Reproduce all of the data that follows, character for character.
* start Records for this exercise *
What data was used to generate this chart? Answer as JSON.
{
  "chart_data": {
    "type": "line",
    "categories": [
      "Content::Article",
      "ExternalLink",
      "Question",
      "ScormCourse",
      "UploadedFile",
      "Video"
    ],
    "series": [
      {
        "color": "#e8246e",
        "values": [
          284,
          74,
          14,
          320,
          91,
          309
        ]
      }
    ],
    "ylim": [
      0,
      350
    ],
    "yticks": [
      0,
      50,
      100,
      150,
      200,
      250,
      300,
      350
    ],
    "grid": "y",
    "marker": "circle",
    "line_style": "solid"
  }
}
* end Records for this exercise *
§ **Task answer**
What data was used to generate this chart? Answer as JSON.
{
  "chart_data": {
    "type": "line",
    "categories": [
      "Content::Article",
      "ExternalLink",
      "Question",
      "ScormCourse",
      "UploadedFile",
      "Video"
    ],
    "series": [
      {
        "color": "#e8246e",
        "values": [
          284,
          74,
          14,
          320,
          91,
          309
        ]
      }
    ],
    "ylim": [
      0,
      350
    ],
    "yticks": [
      0,
      50,
      100,
      150,
      200,
      250,
      300,
      350
    ],
    "grid": "y",
    "marker": "circle",
    "line_style": "solid"
  }
}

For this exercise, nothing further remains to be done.